[What needs to be done]: Leave the pictures out, and retype all of the material exactly as written.
════════════════════
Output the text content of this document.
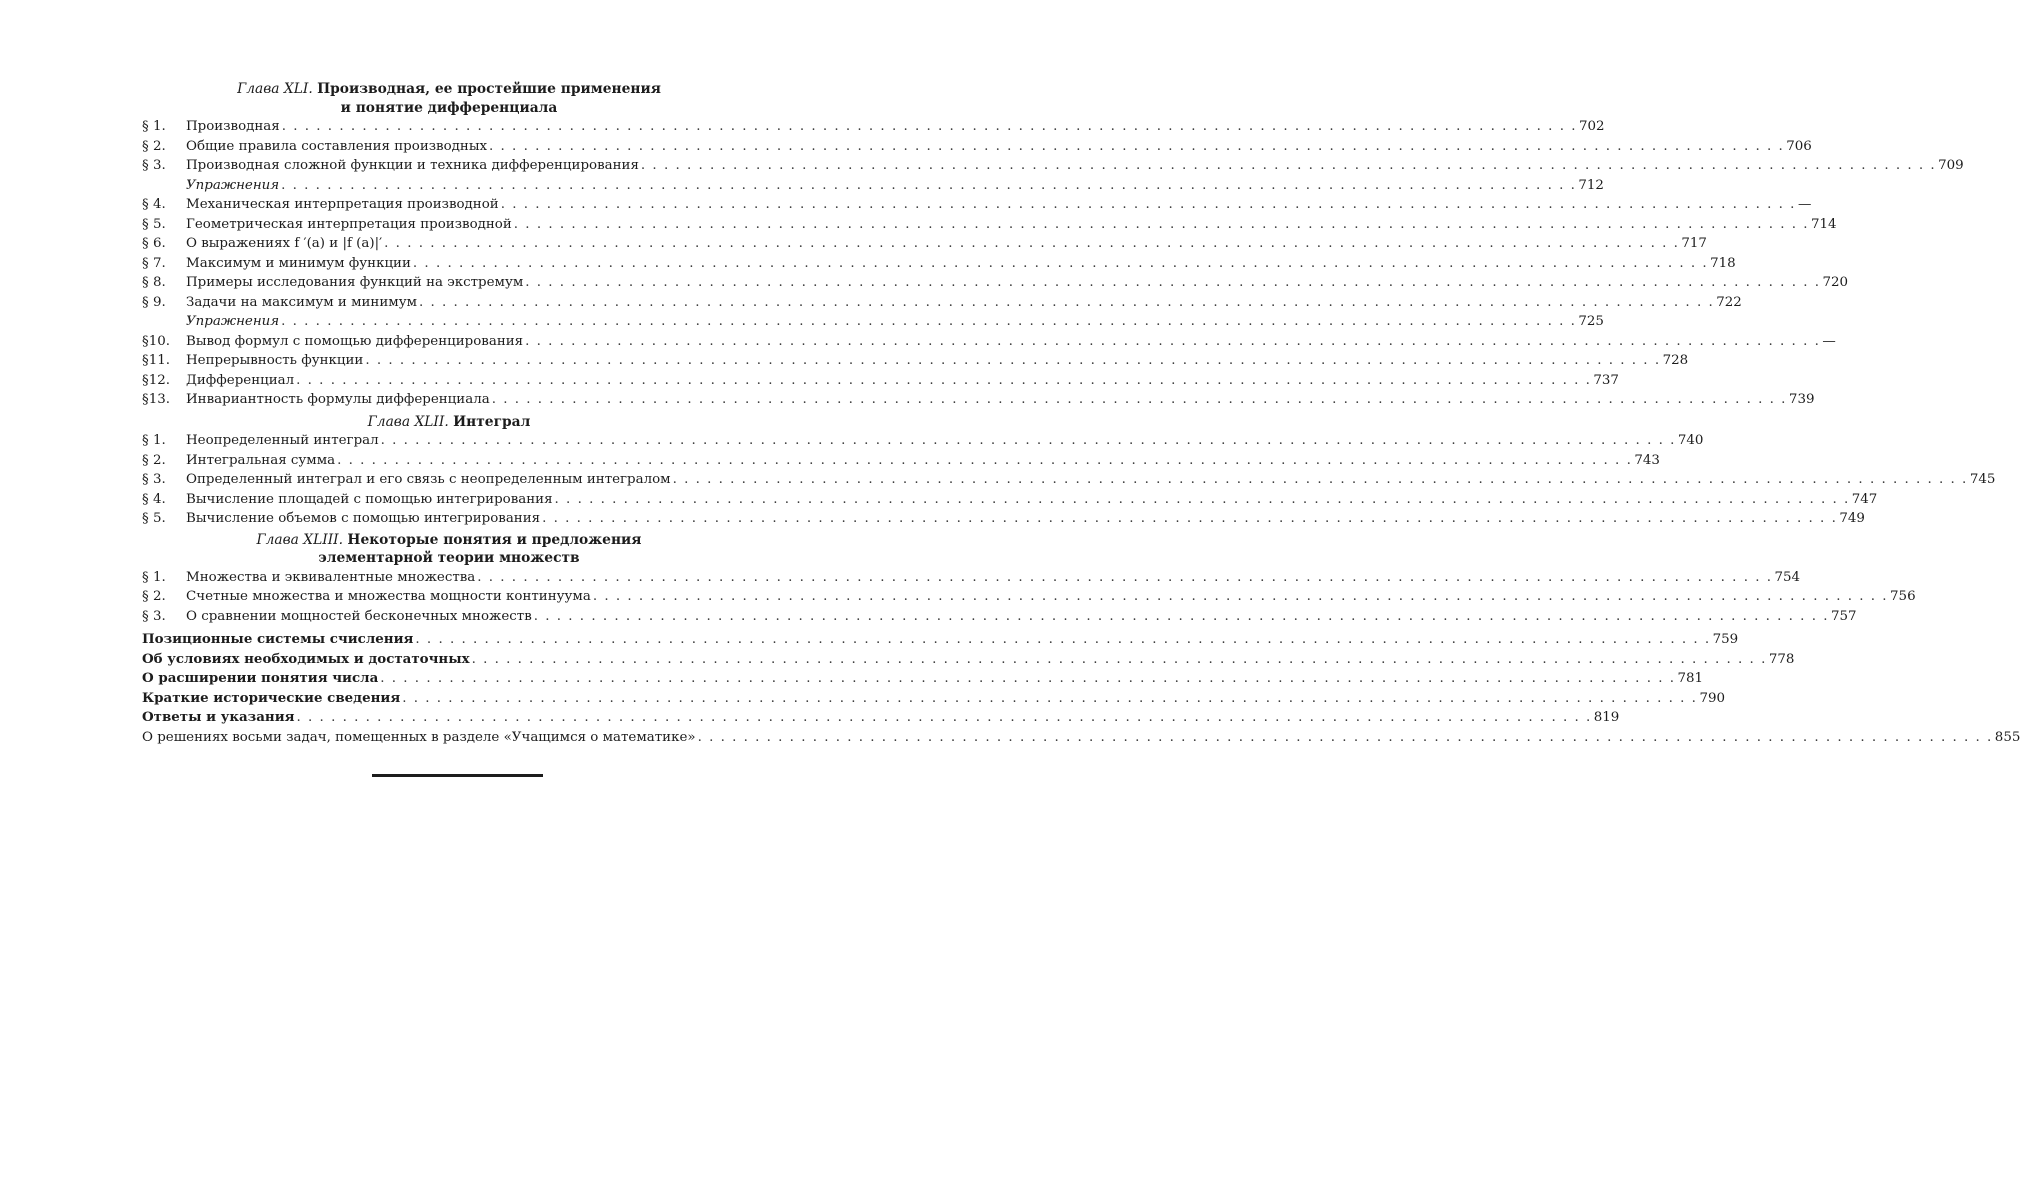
Глава XLI. Производная, ее простейшие применения
и понятие дифференциала
§ 1.	Производная . . .	702
§ 2.	Общие правила составления производных . . .	706
§ 3.	Производная сложной функции и техника дифференцирования . . .	709
Упражнения . . .	712
§ 4.	Механическая интерпретация производной . . .	—
§ 5.	Геометрическая интерпретация производной . . .	714
§ 6.	О выражениях f ′(a) и |f (a)|′ . . .	717
§ 7.	Максимум и минимум функции . . .	718
§ 8.	Примеры исследования функций на экстремум . . .	720
§ 9.	Задачи на максимум и минимум . . .	722
Упражнения . . .	725
§10.	Вывод формул с помощью дифференцирования . . .	—
§11.	Непрерывность функции . . .	728
§12.	Дифференциал . . .	737
§13.	Инвариантность формулы дифференциала . . .	739
Глава XLII. Интеграл
§ 1.	Неопределенный интеграл . . .	740
§ 2.	Интегральная сумма . . .	743
§ 3.	Определенный интеграл и его связь с неопределенным интегралом . . .	745
§ 4.	Вычисление площадей с помощью интегрирования . . .	747
§ 5.	Вычисление объемов с помощью интегрирования . . .	749
Глава XLIII. Некоторые понятия и предложения
элементарной теории множеств
§ 1.	Множества и эквивалентные множества . . .	754
§ 2.	Счетные множества и множества мощности континуума . . .	756
§ 3.	О сравнении мощностей бесконечных множеств . . .	757
Позиционные системы счисления . . .	759
Об условиях необходимых и достаточных . . .	778
О расширении понятия числа . . .	781
Краткие исторические сведения . . .	790
Ответы и указания . . .	819
О решениях восьми задач, помещенных в разделе «Учащимся о математике» . . .	855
════════════════════
[Task answer]:
Output the text content of this document.
Глава XLI. Производная, ее простейшие применения
и понятие дифференциала
§ 1.	Производная . . .	702
§ 2.	Общие правила составления производных . . .	706
§ 3.	Производная сложной функции и техника дифференцирования . . .	709
Упражнения . . .	712
§ 4.	Механическая интерпретация производной . . .	—
§ 5.	Геометрическая интерпретация производной . . .	714
§ 6.	О выражениях f ′(a) и |f (a)|′ . . .	717
§ 7.	Максимум и минимум функции . . .	718
§ 8.	Примеры исследования функций на экстремум . . .	720
§ 9.	Задачи на максимум и минимум . . .	722
Упражнения . . .	725
§10.	Вывод формул с помощью дифференцирования . . .	—
§11.	Непрерывность функции . . .	728
§12.	Дифференциал . . .	737
§13.	Инвариантность формулы дифференциала . . .	739
Глава XLII. Интеграл
§ 1.	Неопределенный интеграл . . .	740
§ 2.	Интегральная сумма . . .	743
§ 3.	Определенный интеграл и его связь с неопределенным интегралом . . .	745
§ 4.	Вычисление площадей с помощью интегрирования . . .	747
§ 5.	Вычисление объемов с помощью интегрирования . . .	749
Глава XLIII. Некоторые понятия и предложения
элементарной теории множеств
§ 1.	Множества и эквивалентные множества . . .	754
§ 2.	Счетные множества и множества мощности континуума . . .	756
§ 3.	О сравнении мощностей бесконечных множеств . . .	757
Позиционные системы счисления . . .	759
Об условиях необходимых и достаточных . . .	778
О расширении понятия числа . . .	781
Краткие исторические сведения . . .	790
Ответы и указания . . .	819
О решениях восьми задач, помещенных в разделе «Учащимся о математике» . . .	855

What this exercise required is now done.